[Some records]
/---

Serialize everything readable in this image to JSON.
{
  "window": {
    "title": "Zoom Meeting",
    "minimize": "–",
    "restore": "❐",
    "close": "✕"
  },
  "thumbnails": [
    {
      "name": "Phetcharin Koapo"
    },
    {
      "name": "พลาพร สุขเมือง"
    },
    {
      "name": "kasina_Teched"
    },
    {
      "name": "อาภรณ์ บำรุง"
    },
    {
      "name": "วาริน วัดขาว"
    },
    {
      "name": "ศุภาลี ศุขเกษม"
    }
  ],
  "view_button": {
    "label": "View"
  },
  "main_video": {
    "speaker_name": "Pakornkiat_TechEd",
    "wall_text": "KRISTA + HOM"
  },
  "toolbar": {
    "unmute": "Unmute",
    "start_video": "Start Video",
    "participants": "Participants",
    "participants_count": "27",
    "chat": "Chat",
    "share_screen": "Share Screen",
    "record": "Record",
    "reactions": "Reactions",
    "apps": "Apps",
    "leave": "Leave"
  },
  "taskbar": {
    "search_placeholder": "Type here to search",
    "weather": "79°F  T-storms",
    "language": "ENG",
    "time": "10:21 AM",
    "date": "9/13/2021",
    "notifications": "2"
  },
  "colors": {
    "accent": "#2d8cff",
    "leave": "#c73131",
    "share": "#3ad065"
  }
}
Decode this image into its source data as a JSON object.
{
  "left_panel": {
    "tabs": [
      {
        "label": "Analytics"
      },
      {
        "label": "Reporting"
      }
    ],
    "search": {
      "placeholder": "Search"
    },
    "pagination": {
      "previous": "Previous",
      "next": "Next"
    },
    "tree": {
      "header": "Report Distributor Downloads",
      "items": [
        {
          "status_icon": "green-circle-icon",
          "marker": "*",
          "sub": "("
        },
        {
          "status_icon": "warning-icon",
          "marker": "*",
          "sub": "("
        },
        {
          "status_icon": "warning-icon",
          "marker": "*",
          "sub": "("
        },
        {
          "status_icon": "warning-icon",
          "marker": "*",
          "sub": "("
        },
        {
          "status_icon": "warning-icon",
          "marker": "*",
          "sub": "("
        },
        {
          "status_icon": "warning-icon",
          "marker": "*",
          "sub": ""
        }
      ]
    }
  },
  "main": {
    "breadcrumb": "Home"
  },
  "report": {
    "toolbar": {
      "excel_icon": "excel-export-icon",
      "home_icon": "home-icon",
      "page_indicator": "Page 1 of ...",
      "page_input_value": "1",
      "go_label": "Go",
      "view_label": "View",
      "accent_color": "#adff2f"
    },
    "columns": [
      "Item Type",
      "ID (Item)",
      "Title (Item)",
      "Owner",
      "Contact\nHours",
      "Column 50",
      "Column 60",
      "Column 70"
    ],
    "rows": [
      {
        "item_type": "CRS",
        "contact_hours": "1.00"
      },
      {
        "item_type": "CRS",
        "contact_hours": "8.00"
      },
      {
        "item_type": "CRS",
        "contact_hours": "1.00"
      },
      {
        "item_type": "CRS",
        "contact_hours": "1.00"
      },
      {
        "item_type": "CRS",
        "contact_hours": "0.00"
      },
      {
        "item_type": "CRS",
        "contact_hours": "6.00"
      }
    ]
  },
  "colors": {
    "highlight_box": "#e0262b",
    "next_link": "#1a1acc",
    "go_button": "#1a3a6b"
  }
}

\---

*CHALLENGE*: Reproduce every line of the material above exactly.

*FINAL RESULT*:
Serialize everything readable in this image to JSON.
{
  "window": {
    "title": "Zoom Meeting",
    "minimize": "–",
    "restore": "❐",
    "close": "✕"
  },
  "thumbnails": [
    {
      "name": "Phetcharin Koapo"
    },
    {
      "name": "พลาพร สุขเมือง"
    },
    {
      "name": "kasina_Teched"
    },
    {
      "name": "อาภรณ์ บำรุง"
    },
    {
      "name": "วาริน วัดขาว"
    },
    {
      "name": "ศุภาลี ศุขเกษม"
    }
  ],
  "view_button": {
    "label": "View"
  },
  "main_video": {
    "speaker_name": "Pakornkiat_TechEd",
    "wall_text": "KRISTA + HOM"
  },
  "toolbar": {
    "unmute": "Unmute",
    "start_video": "Start Video",
    "participants": "Participants",
    "participants_count": "27",
    "chat": "Chat",
    "share_screen": "Share Screen",
    "record": "Record",
    "reactions": "Reactions",
    "apps": "Apps",
    "leave": "Leave"
  },
  "taskbar": {
    "search_placeholder": "Type here to search",
    "weather": "79°F  T-storms",
    "language": "ENG",
    "time": "10:21 AM",
    "date": "9/13/2021",
    "notifications": "2"
  },
  "colors": {
    "accent": "#2d8cff",
    "leave": "#c73131",
    "share": "#3ad065"
  }
}
Decode this image into its source data as a JSON object.
{
  "left_panel": {
    "tabs": [
      {
        "label": "Analytics"
      },
      {
        "label": "Reporting"
      }
    ],
    "search": {
      "placeholder": "Search"
    },
    "pagination": {
      "previous": "Previous",
      "next": "Next"
    },
    "tree": {
      "header": "Report Distributor Downloads",
      "items": [
        {
          "status_icon": "green-circle-icon",
          "marker": "*",
          "sub": "("
        },
        {
          "status_icon": "warning-icon",
          "marker": "*",
          "sub": "("
        },
        {
          "status_icon": "warning-icon",
          "marker": "*",
          "sub": "("
        },
        {
          "status_icon": "warning-icon",
          "marker": "*",
          "sub": "("
        },
        {
          "status_icon": "warning-icon",
          "marker": "*",
          "sub": "("
        },
        {
          "status_icon": "warning-icon",
          "marker": "*",
          "sub": ""
        }
      ]
    }
  },
  "main": {
    "breadcrumb": "Home"
  },
  "report": {
    "toolbar": {
      "excel_icon": "excel-export-icon",
      "home_icon": "home-icon",
      "page_indicator": "Page 1 of ...",
      "page_input_value": "1",
      "go_label": "Go",
      "view_label": "View",
      "accent_color": "#adff2f"
    },
    "columns": [
      "Item Type",
      "ID (Item)",
      "Title (Item)",
      "Owner",
      "Contact\nHours",
      "Column 50",
      "Column 60",
      "Column 70"
    ],
    "rows": [
      {
        "item_type": "CRS",
        "contact_hours": "1.00"
      },
      {
        "item_type": "CRS",
        "contact_hours": "8.00"
      },
      {
        "item_type": "CRS",
        "contact_hours": "1.00"
      },
      {
        "item_type": "CRS",
        "contact_hours": "1.00"
      },
      {
        "item_type": "CRS",
        "contact_hours": "0.00"
      },
      {
        "item_type": "CRS",
        "contact_hours": "6.00"
      }
    ]
  },
  "colors": {
    "highlight_box": "#e0262b",
    "next_link": "#1a1acc",
    "go_button": "#1a3a6b"
  }
}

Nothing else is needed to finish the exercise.